PROVIDED DATA ::

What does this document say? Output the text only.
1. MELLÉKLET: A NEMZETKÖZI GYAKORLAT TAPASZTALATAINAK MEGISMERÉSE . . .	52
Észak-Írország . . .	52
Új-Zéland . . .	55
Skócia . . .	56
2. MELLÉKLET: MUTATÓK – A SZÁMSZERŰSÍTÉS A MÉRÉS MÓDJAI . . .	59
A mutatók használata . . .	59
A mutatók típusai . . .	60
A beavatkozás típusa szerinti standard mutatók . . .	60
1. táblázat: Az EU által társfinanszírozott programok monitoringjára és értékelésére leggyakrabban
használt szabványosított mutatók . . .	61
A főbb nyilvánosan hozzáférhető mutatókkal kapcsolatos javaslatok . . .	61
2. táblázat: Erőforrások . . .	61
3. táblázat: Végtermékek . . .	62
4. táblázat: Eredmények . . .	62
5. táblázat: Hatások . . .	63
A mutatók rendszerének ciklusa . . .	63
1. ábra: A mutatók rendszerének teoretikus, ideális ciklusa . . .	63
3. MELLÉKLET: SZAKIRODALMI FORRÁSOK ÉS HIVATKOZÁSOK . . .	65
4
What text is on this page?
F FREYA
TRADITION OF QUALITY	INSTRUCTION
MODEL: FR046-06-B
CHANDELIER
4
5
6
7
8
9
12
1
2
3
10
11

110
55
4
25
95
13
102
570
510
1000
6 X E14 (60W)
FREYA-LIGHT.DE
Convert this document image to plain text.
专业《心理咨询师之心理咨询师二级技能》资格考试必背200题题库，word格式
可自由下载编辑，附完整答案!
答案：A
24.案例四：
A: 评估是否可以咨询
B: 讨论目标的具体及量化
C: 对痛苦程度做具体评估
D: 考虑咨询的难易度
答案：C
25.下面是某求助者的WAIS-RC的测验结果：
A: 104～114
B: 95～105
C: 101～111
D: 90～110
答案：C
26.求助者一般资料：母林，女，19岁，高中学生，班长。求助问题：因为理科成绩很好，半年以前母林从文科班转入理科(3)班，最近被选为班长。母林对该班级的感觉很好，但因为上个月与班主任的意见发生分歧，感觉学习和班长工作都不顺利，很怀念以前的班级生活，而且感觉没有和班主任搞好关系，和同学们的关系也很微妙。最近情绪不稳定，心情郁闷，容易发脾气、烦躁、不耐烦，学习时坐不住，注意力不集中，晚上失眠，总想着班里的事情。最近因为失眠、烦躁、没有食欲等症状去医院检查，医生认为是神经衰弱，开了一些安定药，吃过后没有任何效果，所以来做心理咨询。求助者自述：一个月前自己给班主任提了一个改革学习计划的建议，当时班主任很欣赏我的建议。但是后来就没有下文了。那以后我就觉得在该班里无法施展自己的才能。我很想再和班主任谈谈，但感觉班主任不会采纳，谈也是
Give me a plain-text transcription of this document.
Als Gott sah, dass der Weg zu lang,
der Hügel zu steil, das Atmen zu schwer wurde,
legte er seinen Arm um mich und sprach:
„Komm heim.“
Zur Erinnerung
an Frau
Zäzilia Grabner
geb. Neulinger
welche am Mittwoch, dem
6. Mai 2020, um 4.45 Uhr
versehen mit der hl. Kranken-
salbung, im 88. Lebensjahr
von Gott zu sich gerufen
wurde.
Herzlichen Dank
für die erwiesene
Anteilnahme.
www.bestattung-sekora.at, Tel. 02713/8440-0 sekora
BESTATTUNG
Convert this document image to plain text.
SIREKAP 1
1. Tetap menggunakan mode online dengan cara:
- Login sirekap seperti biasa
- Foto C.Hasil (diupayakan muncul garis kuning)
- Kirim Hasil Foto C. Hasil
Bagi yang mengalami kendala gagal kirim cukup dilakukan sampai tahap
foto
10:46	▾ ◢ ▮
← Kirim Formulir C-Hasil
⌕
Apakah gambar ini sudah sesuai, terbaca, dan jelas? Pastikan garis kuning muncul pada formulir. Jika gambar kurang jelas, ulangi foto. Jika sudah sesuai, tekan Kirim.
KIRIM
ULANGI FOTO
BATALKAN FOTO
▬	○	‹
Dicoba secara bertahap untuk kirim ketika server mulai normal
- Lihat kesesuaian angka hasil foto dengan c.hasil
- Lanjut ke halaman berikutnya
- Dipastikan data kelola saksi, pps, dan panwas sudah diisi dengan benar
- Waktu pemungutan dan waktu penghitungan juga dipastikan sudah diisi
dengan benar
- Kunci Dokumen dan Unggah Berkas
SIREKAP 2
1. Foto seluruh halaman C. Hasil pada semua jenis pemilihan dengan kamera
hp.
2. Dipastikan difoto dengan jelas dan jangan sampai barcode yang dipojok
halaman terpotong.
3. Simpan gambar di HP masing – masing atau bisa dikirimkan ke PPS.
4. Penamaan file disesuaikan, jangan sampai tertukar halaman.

TASK TO COMPLETE ::
Extract the complete listing above, reproducing each line exactly.

OUTPUT OF THE EXERCISE ::
What does this document say? Output the text only.
1. MELLÉKLET: A NEMZETKÖZI GYAKORLAT TAPASZTALATAINAK MEGISMERÉSE . . .	52
Észak-Írország . . .	52
Új-Zéland . . .	55
Skócia . . .	56
2. MELLÉKLET: MUTATÓK – A SZÁMSZERŰSÍTÉS A MÉRÉS MÓDJAI . . .	59
A mutatók használata . . .	59
A mutatók típusai . . .	60
A beavatkozás típusa szerinti standard mutatók . . .	60
1. táblázat: Az EU által társfinanszírozott programok monitoringjára és értékelésére leggyakrabban
használt szabványosított mutatók . . .	61
A főbb nyilvánosan hozzáférhető mutatókkal kapcsolatos javaslatok . . .	61
2. táblázat: Erőforrások . . .	61
3. táblázat: Végtermékek . . .	62
4. táblázat: Eredmények . . .	62
5. táblázat: Hatások . . .	63
A mutatók rendszerének ciklusa . . .	63
1. ábra: A mutatók rendszerének teoretikus, ideális ciklusa . . .	63
3. MELLÉKLET: SZAKIRODALMI FORRÁSOK ÉS HIVATKOZÁSOK . . .	65
4
What text is on this page?
F FREYA
TRADITION OF QUALITY	INSTRUCTION
MODEL: FR046-06-B
CHANDELIER
4
5
6
7
8
9
12
1
2
3
10
11

110
55
4
25
95
13
102
570
510
1000
6 X E14 (60W)
FREYA-LIGHT.DE
Convert this document image to plain text.
专业《心理咨询师之心理咨询师二级技能》资格考试必背200题题库，word格式
可自由下载编辑，附完整答案!
答案：A
24.案例四：
A: 评估是否可以咨询
B: 讨论目标的具体及量化
C: 对痛苦程度做具体评估
D: 考虑咨询的难易度
答案：C
25.下面是某求助者的WAIS-RC的测验结果：
A: 104～114
B: 95～105
C: 101～111
D: 90～110
答案：C
26.求助者一般资料：母林，女，19岁，高中学生，班长。求助问题：因为理科成绩很好，半年以前母林从文科班转入理科(3)班，最近被选为班长。母林对该班级的感觉很好，但因为上个月与班主任的意见发生分歧，感觉学习和班长工作都不顺利，很怀念以前的班级生活，而且感觉没有和班主任搞好关系，和同学们的关系也很微妙。最近情绪不稳定，心情郁闷，容易发脾气、烦躁、不耐烦，学习时坐不住，注意力不集中，晚上失眠，总想着班里的事情。最近因为失眠、烦躁、没有食欲等症状去医院检查，医生认为是神经衰弱，开了一些安定药，吃过后没有任何效果，所以来做心理咨询。求助者自述：一个月前自己给班主任提了一个改革学习计划的建议，当时班主任很欣赏我的建议。但是后来就没有下文了。那以后我就觉得在该班里无法施展自己的才能。我很想再和班主任谈谈，但感觉班主任不会采纳，谈也是
Give me a plain-text transcription of this document.
Als Gott sah, dass der Weg zu lang,
der Hügel zu steil, das Atmen zu schwer wurde,
legte er seinen Arm um mich und sprach:
„Komm heim.“
Zur Erinnerung
an Frau
Zäzilia Grabner
geb. Neulinger
welche am Mittwoch, dem
6. Mai 2020, um 4.45 Uhr
versehen mit der hl. Kranken-
salbung, im 88. Lebensjahr
von Gott zu sich gerufen
wurde.
Herzlichen Dank
für die erwiesene
Anteilnahme.
www.bestattung-sekora.at, Tel. 02713/8440-0 sekora
BESTATTUNG
Convert this document image to plain text.
SIREKAP 1
1. Tetap menggunakan mode online dengan cara:
- Login sirekap seperti biasa
- Foto C.Hasil (diupayakan muncul garis kuning)
- Kirim Hasil Foto C. Hasil
Bagi yang mengalami kendala gagal kirim cukup dilakukan sampai tahap
foto
10:46	▾ ◢ ▮
← Kirim Formulir C-Hasil
⌕
Apakah gambar ini sudah sesuai, terbaca, dan jelas? Pastikan garis kuning muncul pada formulir. Jika gambar kurang jelas, ulangi foto. Jika sudah sesuai, tekan Kirim.
KIRIM
ULANGI FOTO
BATALKAN FOTO
▬	○	‹
Dicoba secara bertahap untuk kirim ketika server mulai normal
- Lihat kesesuaian angka hasil foto dengan c.hasil
- Lanjut ke halaman berikutnya
- Dipastikan data kelola saksi, pps, dan panwas sudah diisi dengan benar
- Waktu pemungutan dan waktu penghitungan juga dipastikan sudah diisi
dengan benar
- Kunci Dokumen dan Unggah Berkas
SIREKAP 2
1. Foto seluruh halaman C. Hasil pada semua jenis pemilihan dengan kamera
hp.
2. Dipastikan difoto dengan jelas dan jangan sampai barcode yang dipojok
halaman terpotong.
3. Simpan gambar di HP masing – masing atau bisa dikirimkan ke PPS.
4. Penamaan file disesuaikan, jangan sampai tertukar halaman.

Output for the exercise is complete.